# Requirement
From the entries provided below, copy each line that contains the word "Lasso".

Records from a collection of figures:
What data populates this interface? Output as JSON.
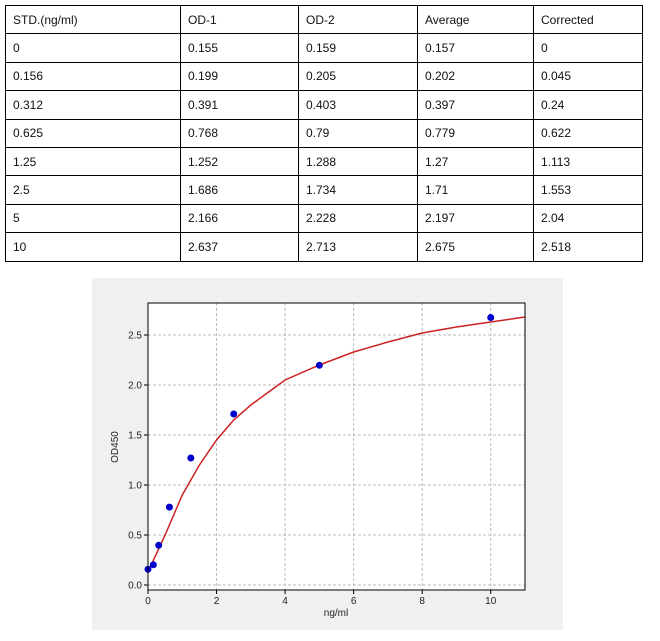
{
  "table": {
    "header": [
      "STD.(ng/ml)",
      "OD-1",
      "OD-2",
      "Average",
      "Corrected"
    ],
    "rows": [
      [
        "0",
        "0.155",
        "0.159",
        "0.157",
        "0"
      ],
      [
        "0.156",
        "0.199",
        "0.205",
        "0.202",
        "0.045"
      ],
      [
        "0.312",
        "0.391",
        "0.403",
        "0.397",
        "0.24"
      ],
      [
        "0.625",
        "0.768",
        "0.79",
        "0.779",
        "0.622"
      ],
      [
        "1.25",
        "1.252",
        "1.288",
        "1.27",
        "1.113"
      ],
      [
        "2.5",
        "1.686",
        "1.734",
        "1.71",
        "1.553"
      ],
      [
        "5",
        "2.166",
        "2.228",
        "2.197",
        "2.04"
      ],
      [
        "10",
        "2.637",
        "2.713",
        "2.675",
        "2.518"
      ]
    ]
  },
  "chart_data": {
    "type": "scatter",
    "x_label": "ng/ml",
    "y_label": "OD450",
    "x": [
      0,
      0.156,
      0.312,
      0.625,
      1.25,
      2.5,
      5,
      10
    ],
    "values": [
      0.157,
      0.202,
      0.397,
      0.779,
      1.27,
      1.71,
      2.197,
      2.675
    ],
    "color": "#0000cc",
    "fit": {
      "color": "#cc2222",
      "x": [
        0,
        0.5,
        1,
        1.5,
        2,
        2.5,
        3,
        4,
        5,
        6,
        7,
        8,
        9,
        10,
        11
      ],
      "values": [
        0.13,
        0.5,
        0.9,
        1.2,
        1.45,
        1.65,
        1.8,
        2.05,
        2.2,
        2.33,
        2.43,
        2.52,
        2.58,
        2.63,
        2.68
      ]
    },
    "xlim": [
      0,
      11
    ],
    "ylim": [
      -0.05,
      2.82
    ],
    "xticks": [
      0,
      2,
      4,
      6,
      8,
      10
    ],
    "yticks": [
      {
        "value": 0,
        "label": "0.0"
      },
      0.5,
      {
        "value": 1,
        "label": "1.0"
      },
      1.5,
      {
        "value": 2,
        "label": "2.0"
      },
      2.5
    ],
    "grid": true
  }
}
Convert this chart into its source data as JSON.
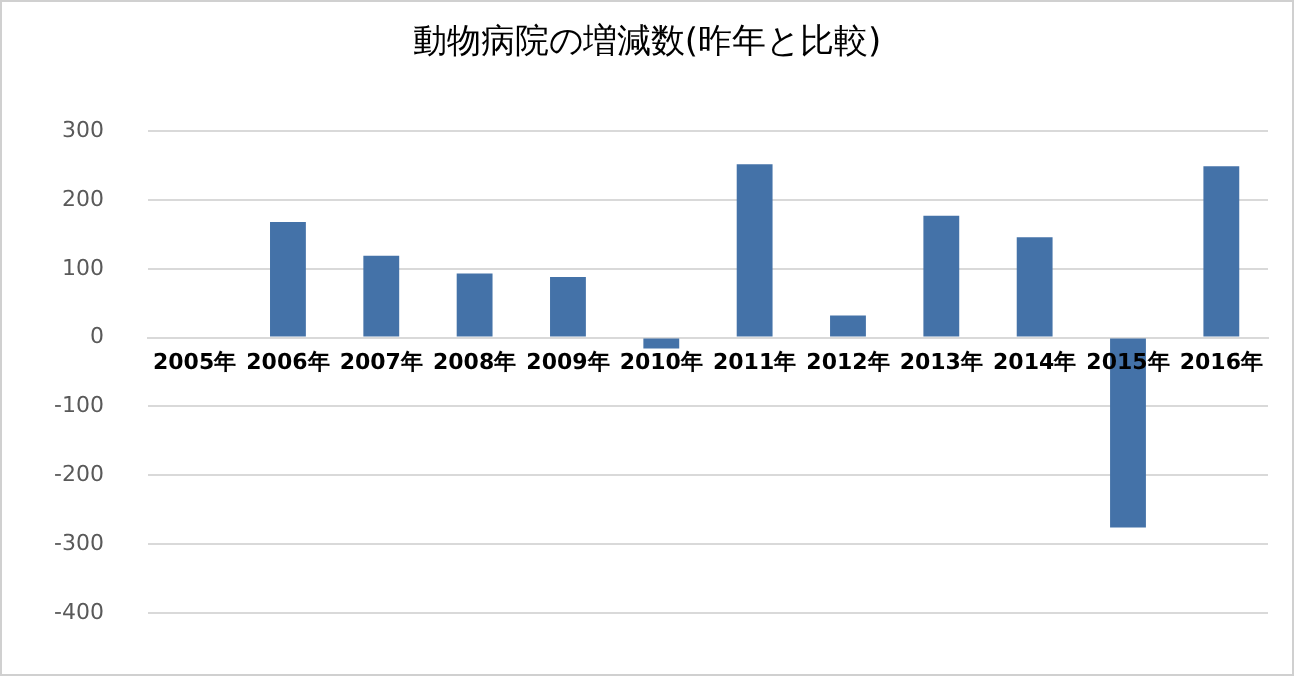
{
  "chart_data": {
    "type": "bar",
    "title": "動物病院の増減数(昨年と比較)",
    "categories": [
      "2005年",
      "2006年",
      "2007年",
      "2008年",
      "2009年",
      "2010年",
      "2011年",
      "2012年",
      "2013年",
      "2014年",
      "2015年",
      "2016年"
    ],
    "values": [
      null,
      168,
      119,
      93,
      88,
      -16,
      252,
      32,
      177,
      146,
      -276,
      249
    ],
    "color": "#4472a8",
    "ylim": [
      -400,
      300
    ],
    "yticks": [
      -400,
      -300,
      -200,
      -100,
      0,
      100,
      200,
      300
    ],
    "grid": "y"
  }
}
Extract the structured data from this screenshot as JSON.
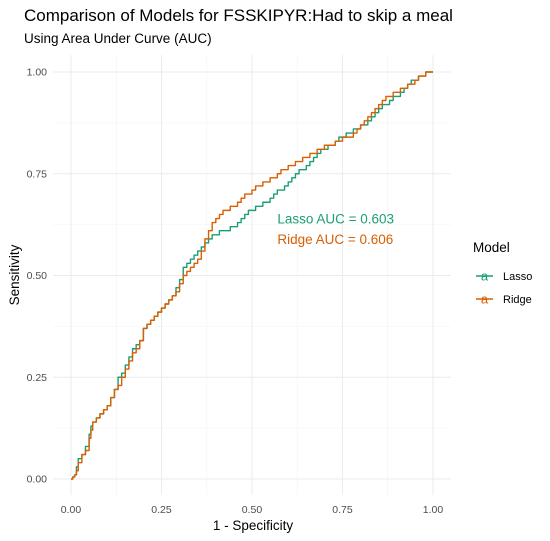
{
  "chart_data": {
    "type": "line",
    "title": "Comparison of Models for FSSKIPYR:Had to skip a meal",
    "subtitle": "Using Area Under Curve (AUC)",
    "xlabel": "1 - Specificity",
    "ylabel": "Sensitivity",
    "xlim": [
      0,
      1
    ],
    "ylim": [
      0,
      1
    ],
    "xticks": [
      0,
      0.25,
      0.5,
      0.75,
      1
    ],
    "yticks": [
      0,
      0.25,
      0.5,
      0.75,
      1
    ],
    "xtick_labels": [
      "0.00",
      "0.25",
      "0.50",
      "0.75",
      "1.00"
    ],
    "ytick_labels": [
      "0.00",
      "0.25",
      "0.50",
      "0.75",
      "1.00"
    ],
    "grid": true,
    "legend": {
      "title": "Model",
      "position": "right",
      "key_glyph": "a",
      "entries": [
        "Lasso",
        "Ridge"
      ]
    },
    "annotations": [
      {
        "text": "Lasso AUC = 0.603",
        "x": 0.57,
        "y": 0.64,
        "color": "#1b9e77"
      },
      {
        "text": "Ridge AUC = 0.606",
        "x": 0.57,
        "y": 0.59,
        "color": "#d95f02"
      }
    ],
    "series": [
      {
        "name": "Lasso",
        "color": "#1b9e77",
        "x": [
          0,
          0.005,
          0.01,
          0.015,
          0.02,
          0.03,
          0.04,
          0.05,
          0.055,
          0.06,
          0.065,
          0.07,
          0.08,
          0.09,
          0.1,
          0.11,
          0.12,
          0.13,
          0.14,
          0.15,
          0.16,
          0.17,
          0.18,
          0.19,
          0.2,
          0.21,
          0.22,
          0.23,
          0.24,
          0.25,
          0.26,
          0.27,
          0.28,
          0.29,
          0.3,
          0.31,
          0.32,
          0.33,
          0.34,
          0.35,
          0.36,
          0.37,
          0.38,
          0.39,
          0.4,
          0.41,
          0.42,
          0.43,
          0.44,
          0.45,
          0.46,
          0.47,
          0.48,
          0.49,
          0.5,
          0.51,
          0.52,
          0.53,
          0.54,
          0.55,
          0.56,
          0.57,
          0.58,
          0.59,
          0.6,
          0.61,
          0.62,
          0.63,
          0.64,
          0.65,
          0.66,
          0.67,
          0.68,
          0.69,
          0.7,
          0.71,
          0.72,
          0.73,
          0.74,
          0.75,
          0.76,
          0.77,
          0.78,
          0.79,
          0.8,
          0.81,
          0.82,
          0.83,
          0.84,
          0.85,
          0.86,
          0.87,
          0.88,
          0.89,
          0.9,
          0.91,
          0.92,
          0.93,
          0.94,
          0.95,
          0.96,
          0.97,
          0.98,
          0.99,
          1
        ],
        "y": [
          0,
          0.005,
          0.01,
          0.03,
          0.05,
          0.06,
          0.08,
          0.11,
          0.13,
          0.14,
          0.14,
          0.15,
          0.16,
          0.17,
          0.18,
          0.2,
          0.22,
          0.25,
          0.26,
          0.28,
          0.3,
          0.32,
          0.33,
          0.34,
          0.37,
          0.38,
          0.39,
          0.4,
          0.41,
          0.42,
          0.43,
          0.44,
          0.45,
          0.47,
          0.49,
          0.52,
          0.53,
          0.54,
          0.55,
          0.56,
          0.57,
          0.58,
          0.59,
          0.6,
          0.6,
          0.61,
          0.61,
          0.61,
          0.62,
          0.62,
          0.63,
          0.64,
          0.65,
          0.66,
          0.66,
          0.67,
          0.67,
          0.68,
          0.68,
          0.69,
          0.7,
          0.71,
          0.71,
          0.72,
          0.73,
          0.74,
          0.75,
          0.76,
          0.76,
          0.77,
          0.78,
          0.79,
          0.8,
          0.81,
          0.81,
          0.82,
          0.82,
          0.83,
          0.84,
          0.84,
          0.85,
          0.85,
          0.86,
          0.86,
          0.87,
          0.87,
          0.88,
          0.89,
          0.9,
          0.91,
          0.92,
          0.92,
          0.93,
          0.94,
          0.94,
          0.95,
          0.96,
          0.97,
          0.98,
          0.98,
          0.99,
          0.99,
          1,
          1,
          1
        ]
      },
      {
        "name": "Ridge",
        "color": "#d95f02",
        "x": [
          0,
          0.005,
          0.01,
          0.015,
          0.02,
          0.03,
          0.04,
          0.05,
          0.055,
          0.06,
          0.065,
          0.07,
          0.08,
          0.09,
          0.1,
          0.11,
          0.12,
          0.13,
          0.14,
          0.15,
          0.16,
          0.17,
          0.18,
          0.19,
          0.2,
          0.21,
          0.22,
          0.23,
          0.24,
          0.25,
          0.26,
          0.27,
          0.28,
          0.29,
          0.3,
          0.31,
          0.32,
          0.33,
          0.34,
          0.35,
          0.36,
          0.37,
          0.38,
          0.39,
          0.4,
          0.41,
          0.42,
          0.43,
          0.44,
          0.45,
          0.46,
          0.47,
          0.48,
          0.49,
          0.5,
          0.51,
          0.52,
          0.53,
          0.54,
          0.55,
          0.56,
          0.57,
          0.58,
          0.59,
          0.6,
          0.61,
          0.62,
          0.63,
          0.64,
          0.65,
          0.66,
          0.67,
          0.68,
          0.69,
          0.7,
          0.71,
          0.72,
          0.73,
          0.74,
          0.75,
          0.76,
          0.77,
          0.78,
          0.79,
          0.8,
          0.81,
          0.82,
          0.83,
          0.84,
          0.85,
          0.86,
          0.87,
          0.88,
          0.89,
          0.9,
          0.91,
          0.92,
          0.93,
          0.94,
          0.95,
          0.96,
          0.97,
          0.98,
          0.99,
          1
        ],
        "y": [
          0,
          0.005,
          0.01,
          0.02,
          0.04,
          0.06,
          0.07,
          0.1,
          0.12,
          0.14,
          0.14,
          0.15,
          0.16,
          0.17,
          0.18,
          0.2,
          0.22,
          0.23,
          0.25,
          0.27,
          0.29,
          0.31,
          0.32,
          0.34,
          0.37,
          0.38,
          0.39,
          0.4,
          0.41,
          0.42,
          0.43,
          0.44,
          0.45,
          0.46,
          0.48,
          0.5,
          0.51,
          0.52,
          0.53,
          0.54,
          0.56,
          0.59,
          0.61,
          0.63,
          0.64,
          0.65,
          0.66,
          0.66,
          0.67,
          0.67,
          0.68,
          0.69,
          0.7,
          0.7,
          0.71,
          0.72,
          0.72,
          0.73,
          0.73,
          0.74,
          0.74,
          0.75,
          0.76,
          0.76,
          0.77,
          0.77,
          0.78,
          0.78,
          0.79,
          0.79,
          0.8,
          0.8,
          0.81,
          0.81,
          0.82,
          0.82,
          0.82,
          0.83,
          0.83,
          0.84,
          0.84,
          0.84,
          0.85,
          0.86,
          0.87,
          0.88,
          0.89,
          0.9,
          0.91,
          0.92,
          0.93,
          0.94,
          0.94,
          0.95,
          0.95,
          0.96,
          0.96,
          0.97,
          0.97,
          0.98,
          0.99,
          0.99,
          1,
          1,
          1
        ]
      }
    ]
  }
}
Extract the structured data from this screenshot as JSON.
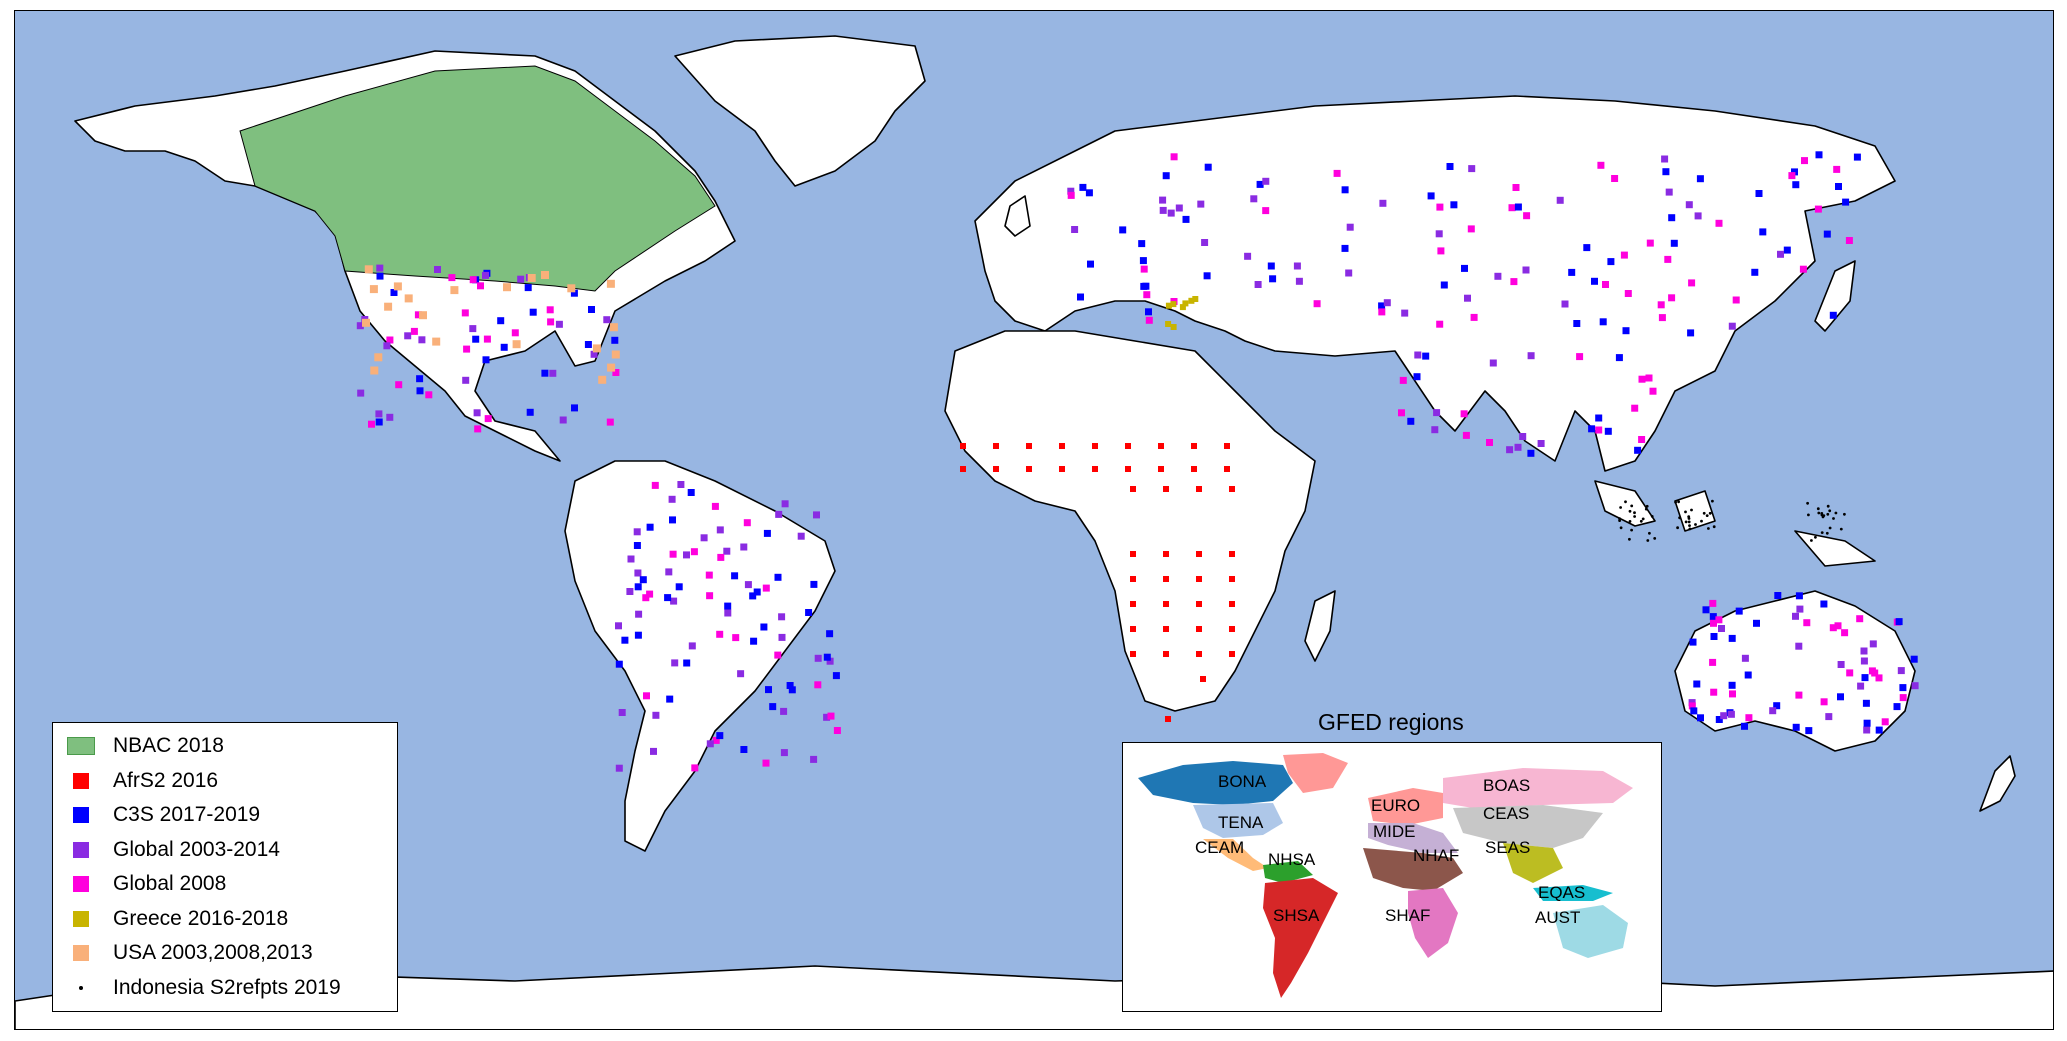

# Solved problem
        "Lasso",
        "text": "Lasso AUC = 0.603",
        "name": "Lasso",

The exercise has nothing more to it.